» STATED PROBLEM
Without the pictures, can you quote each line below exactly?
------------------------------------------------
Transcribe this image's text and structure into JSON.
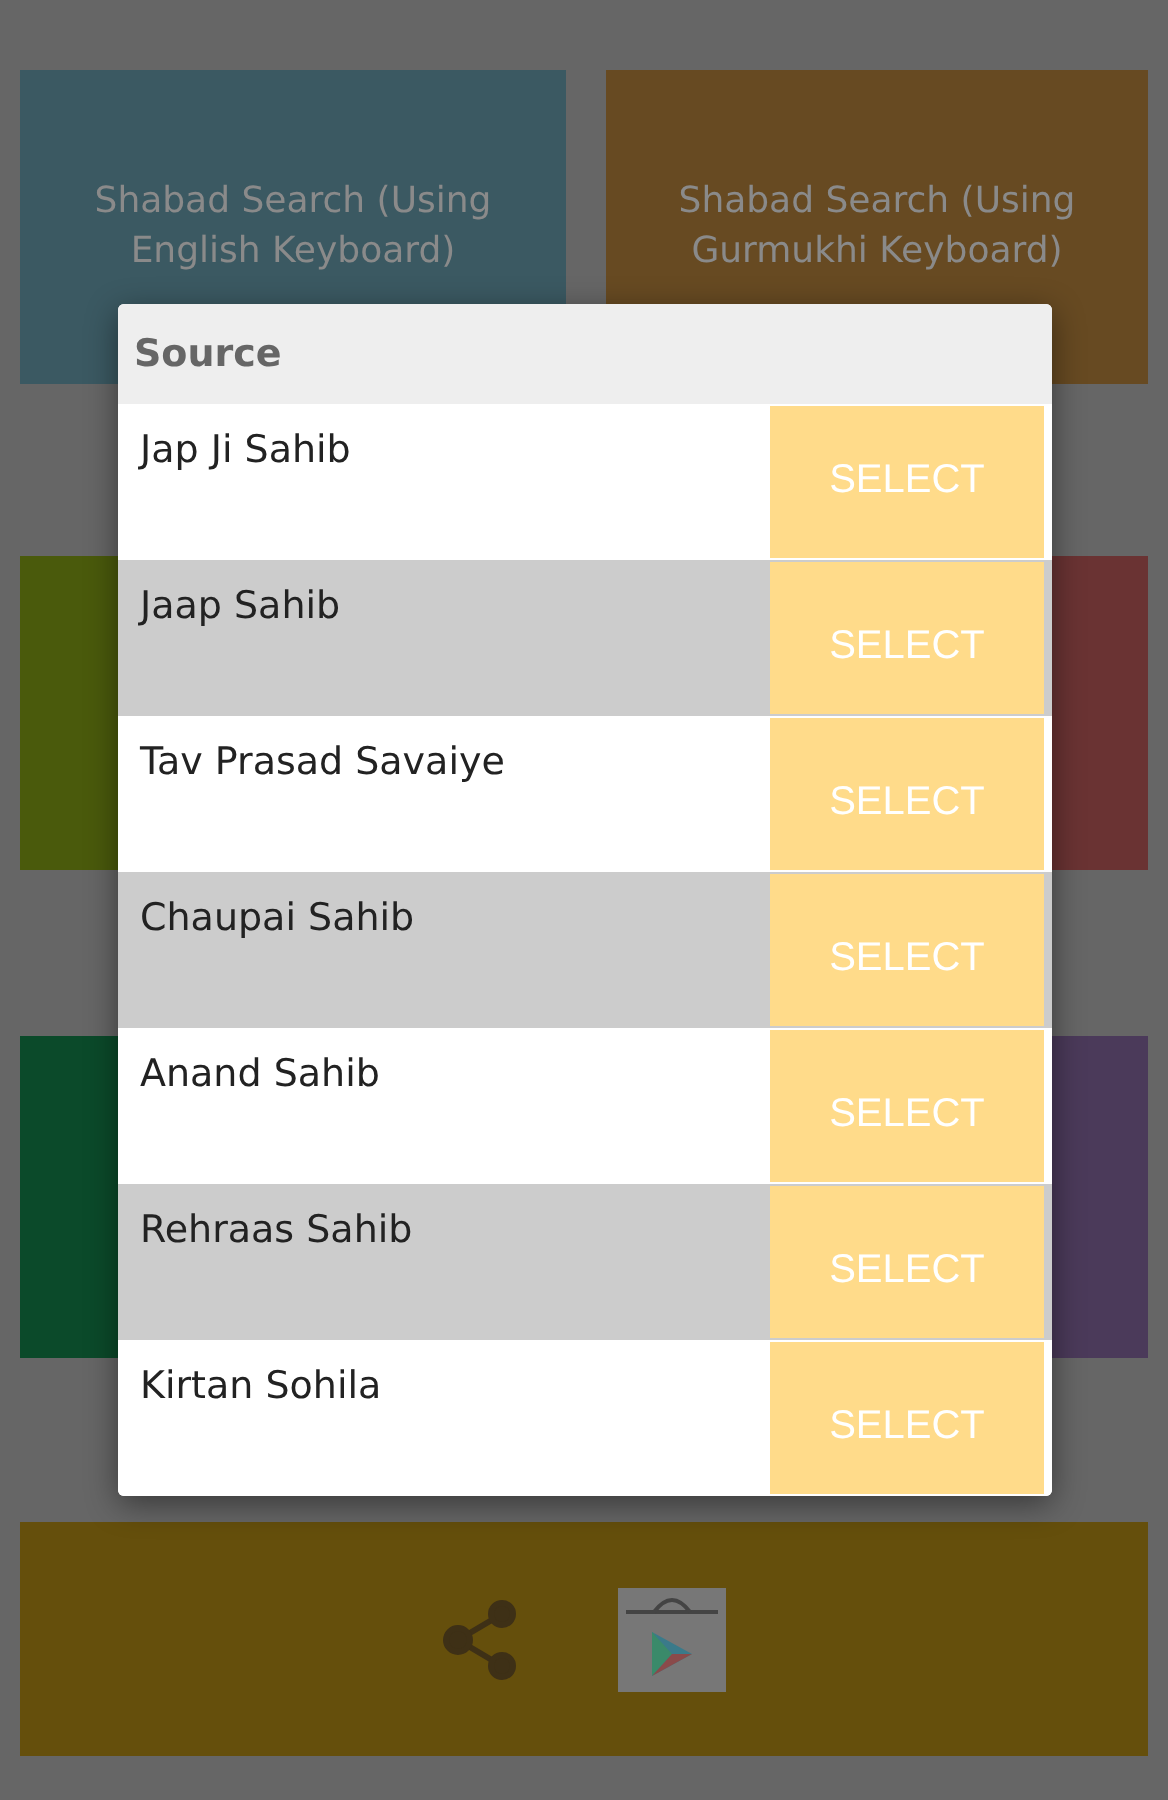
{
  "tiles": [
    {
      "label": "Shabad Search (Using English Keyboard)",
      "color": "#3b5962"
    },
    {
      "label": "Shabad Search (Using Gurmukhi Keyboard)",
      "color": "#674a22"
    },
    {
      "color": "#4a5a0c"
    },
    {
      "color": "#6a3333"
    },
    {
      "color": "#0b4a2a"
    },
    {
      "color": "#4b3a5a"
    }
  ],
  "dialog": {
    "title": "Source",
    "items": [
      {
        "name": "Jap Ji Sahib",
        "button": "SELECT"
      },
      {
        "name": "Jaap Sahib",
        "button": "SELECT"
      },
      {
        "name": "Tav Prasad Savaiye",
        "button": "SELECT"
      },
      {
        "name": "Chaupai Sahib",
        "button": "SELECT"
      },
      {
        "name": "Anand Sahib",
        "button": "SELECT"
      },
      {
        "name": "Rehraas Sahib",
        "button": "SELECT"
      },
      {
        "name": "Kirtan Sohila",
        "button": "SELECT"
      }
    ]
  }
}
------------------------------------------------
» CORRECT OUTPUT
Transcribe this image's text and structure into JSON.
{
  "tiles": [
    {
      "label": "Shabad Search (Using English Keyboard)",
      "color": "#3b5962"
    },
    {
      "label": "Shabad Search (Using Gurmukhi Keyboard)",
      "color": "#674a22"
    },
    {
      "color": "#4a5a0c"
    },
    {
      "color": "#6a3333"
    },
    {
      "color": "#0b4a2a"
    },
    {
      "color": "#4b3a5a"
    }
  ],
  "dialog": {
    "title": "Source",
    "items": [
      {
        "name": "Jap Ji Sahib",
        "button": "SELECT"
      },
      {
        "name": "Jaap Sahib",
        "button": "SELECT"
      },
      {
        "name": "Tav Prasad Savaiye",
        "button": "SELECT"
      },
      {
        "name": "Chaupai Sahib",
        "button": "SELECT"
      },
      {
        "name": "Anand Sahib",
        "button": "SELECT"
      },
      {
        "name": "Rehraas Sahib",
        "button": "SELECT"
      },
      {
        "name": "Kirtan Sohila",
        "button": "SELECT"
      }
    ]
  }
}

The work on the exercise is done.